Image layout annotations
---+---
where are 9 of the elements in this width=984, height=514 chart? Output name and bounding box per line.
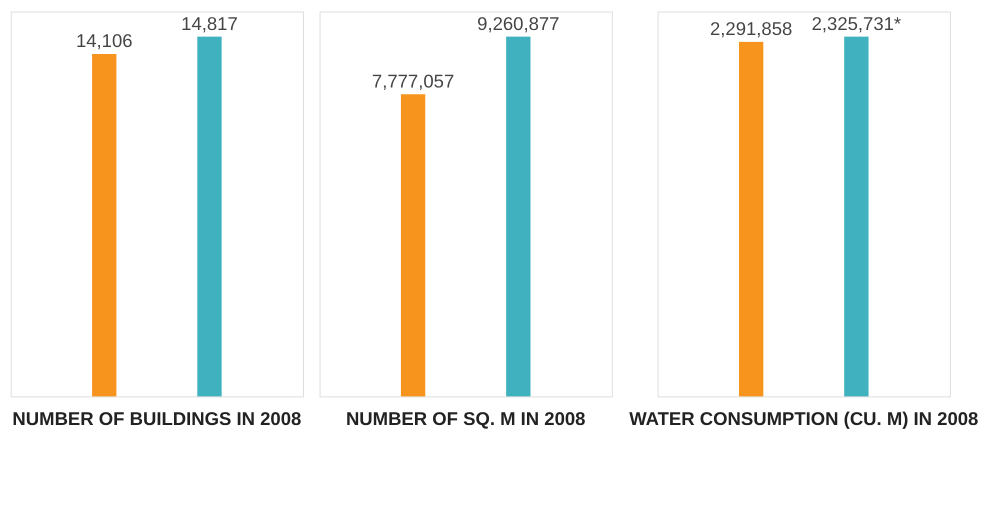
data-label: 14,817 (181, 12, 238, 34)
x-tick-label: WATER CONSUMPTION (CU. M) IN 2008 (629, 408, 978, 430)
data-label: 7,777,057 (372, 70, 454, 92)
x-tick-label: NUMBER OF SQ. M IN 2008 (346, 408, 586, 430)
data-label: 14,106 (76, 30, 133, 52)
x-tick-label: NUMBER OF BUILDINGS IN 2008 (12, 408, 302, 430)
data-label: 2,291,858 (710, 18, 792, 40)
data-label: 9,260,877 (477, 12, 560, 34)
data-label: 2,325,731* (812, 12, 902, 34)
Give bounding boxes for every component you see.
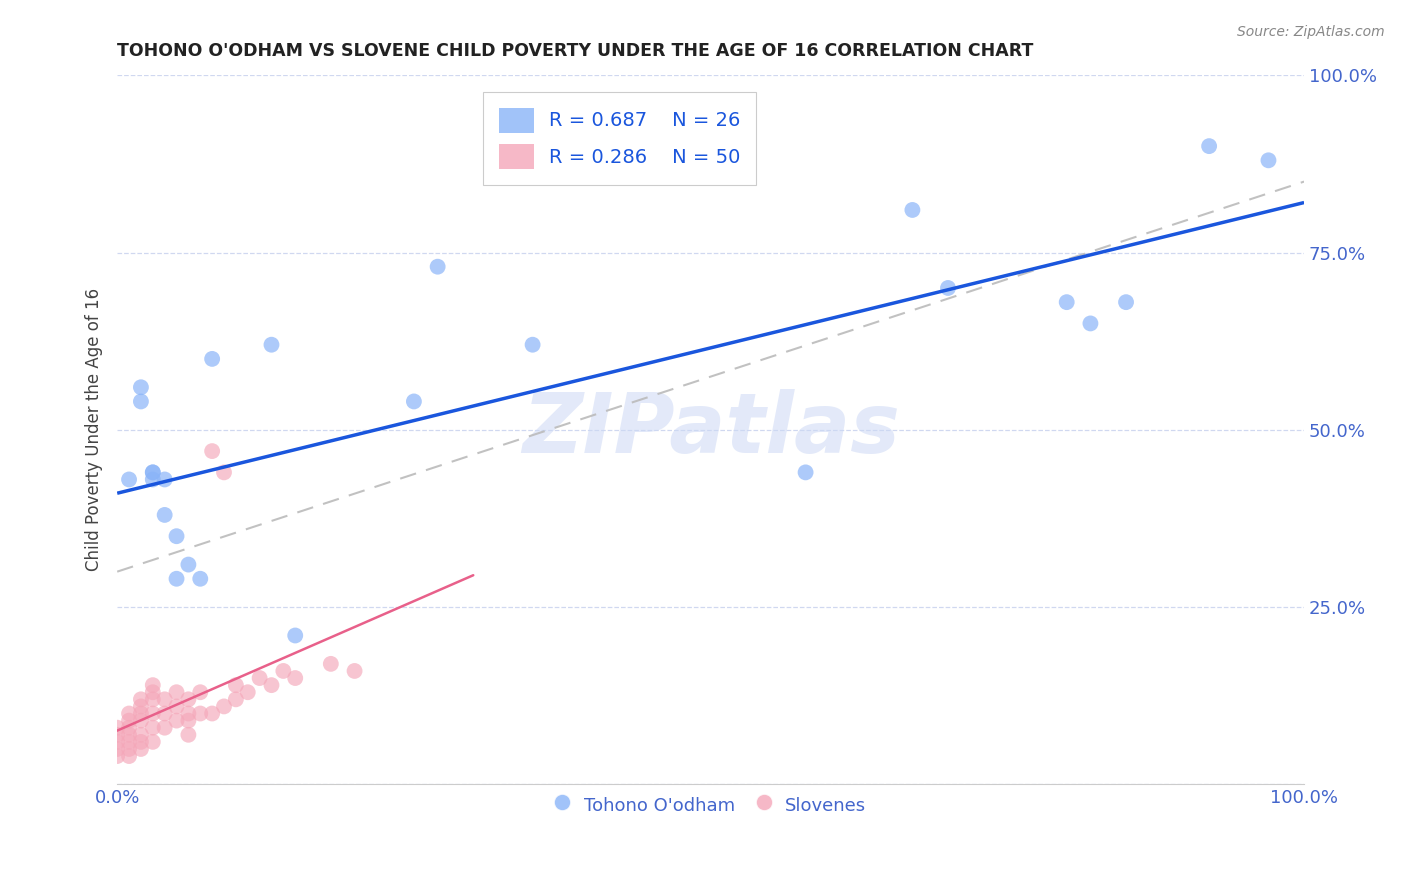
Point: [118, 749, 141, 764]
Point: [177, 706, 200, 721]
Point: [118, 706, 141, 721]
Point: [129, 692, 152, 706]
Text: ZIPatlas: ZIPatlas: [522, 389, 900, 470]
Point: [118, 728, 141, 742]
Point: [1115, 295, 1137, 310]
Point: [284, 671, 307, 685]
Point: [1080, 317, 1102, 331]
Point: [153, 692, 176, 706]
Point: [105, 735, 128, 749]
Point: [142, 706, 165, 721]
Point: [343, 664, 366, 678]
Point: [794, 466, 817, 480]
Point: [212, 466, 235, 480]
Point: [142, 466, 165, 480]
Point: [212, 699, 235, 714]
Point: [142, 721, 165, 735]
Point: [153, 721, 176, 735]
Point: [177, 692, 200, 706]
Point: [142, 678, 165, 692]
Point: [188, 572, 211, 586]
Point: [260, 678, 283, 692]
Point: [1257, 153, 1279, 168]
Point: [1056, 295, 1078, 310]
Point: [153, 473, 176, 487]
Point: [166, 699, 188, 714]
Point: [105, 721, 128, 735]
Point: [129, 714, 152, 728]
Text: TOHONO O'ODHAM VS SLOVENE CHILD POVERTY UNDER THE AGE OF 16 CORRELATION CHART: TOHONO O'ODHAM VS SLOVENE CHILD POVERTY …: [117, 42, 1033, 60]
Point: [225, 692, 247, 706]
Point: [402, 394, 425, 409]
Point: [118, 742, 141, 756]
Point: [284, 628, 307, 642]
Point: [129, 380, 152, 394]
Point: [129, 735, 152, 749]
Point: [188, 706, 211, 721]
Point: [129, 394, 152, 409]
Point: [166, 685, 188, 699]
Point: [142, 685, 165, 699]
Point: [236, 685, 259, 699]
Point: [166, 572, 188, 586]
Point: [153, 508, 176, 522]
Point: [201, 706, 224, 721]
Point: [1198, 139, 1220, 153]
Text: Source: ZipAtlas.com: Source: ZipAtlas.com: [1237, 25, 1385, 39]
Point: [142, 735, 165, 749]
Point: [129, 728, 152, 742]
Point: [901, 202, 924, 217]
Point: [129, 706, 152, 721]
Point: [129, 742, 152, 756]
Point: [118, 473, 141, 487]
Point: [319, 657, 342, 671]
Point: [105, 742, 128, 756]
Legend: Tohono O'odham, Slovenes: Tohono O'odham, Slovenes: [546, 785, 876, 825]
Point: [166, 714, 188, 728]
Point: [105, 749, 128, 764]
Point: [225, 678, 247, 692]
Y-axis label: Child Poverty Under the Age of 16: Child Poverty Under the Age of 16: [86, 288, 103, 572]
Point: [260, 337, 283, 351]
Point: [426, 260, 449, 274]
Point: [142, 473, 165, 487]
Point: [201, 444, 224, 458]
Point: [142, 466, 165, 480]
Point: [249, 671, 271, 685]
Point: [118, 721, 141, 735]
Point: [188, 685, 211, 699]
Point: [936, 281, 959, 295]
Point: [522, 337, 544, 351]
Point: [118, 714, 141, 728]
Point: [105, 728, 128, 742]
Point: [273, 664, 295, 678]
Point: [177, 714, 200, 728]
Point: [142, 692, 165, 706]
Point: [201, 351, 224, 366]
Point: [129, 699, 152, 714]
Point: [118, 735, 141, 749]
Point: [153, 706, 176, 721]
Point: [177, 728, 200, 742]
Point: [177, 558, 200, 572]
Point: [166, 529, 188, 543]
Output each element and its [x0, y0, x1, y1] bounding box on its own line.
---+---
Write out the part of the data that opens with the line containing "data-label: 14,817 (181, 12, 238, 34)" and closes with the line containing "Give bounding boxes", keeping every line exactly as it appears.

### [Written solution]
data-label: 14,817 (181, 12, 238, 34)
x-tick-label: WATER CONSUMPTION (CU. M) IN 2008 (629, 408, 978, 430)
data-label: 7,777,057 (372, 70, 454, 92)
x-tick-label: NUMBER OF SQ. M IN 2008 (346, 408, 586, 430)
data-label: 14,106 (76, 30, 133, 52)
x-tick-label: NUMBER OF BUILDINGS IN 2008 (12, 408, 302, 430)
data-label: 2,291,858 (710, 18, 792, 40)
data-label: 9,260,877 (477, 12, 560, 34)
data-label: 2,325,731* (812, 12, 902, 34)
Give bounding boxes for every component you see.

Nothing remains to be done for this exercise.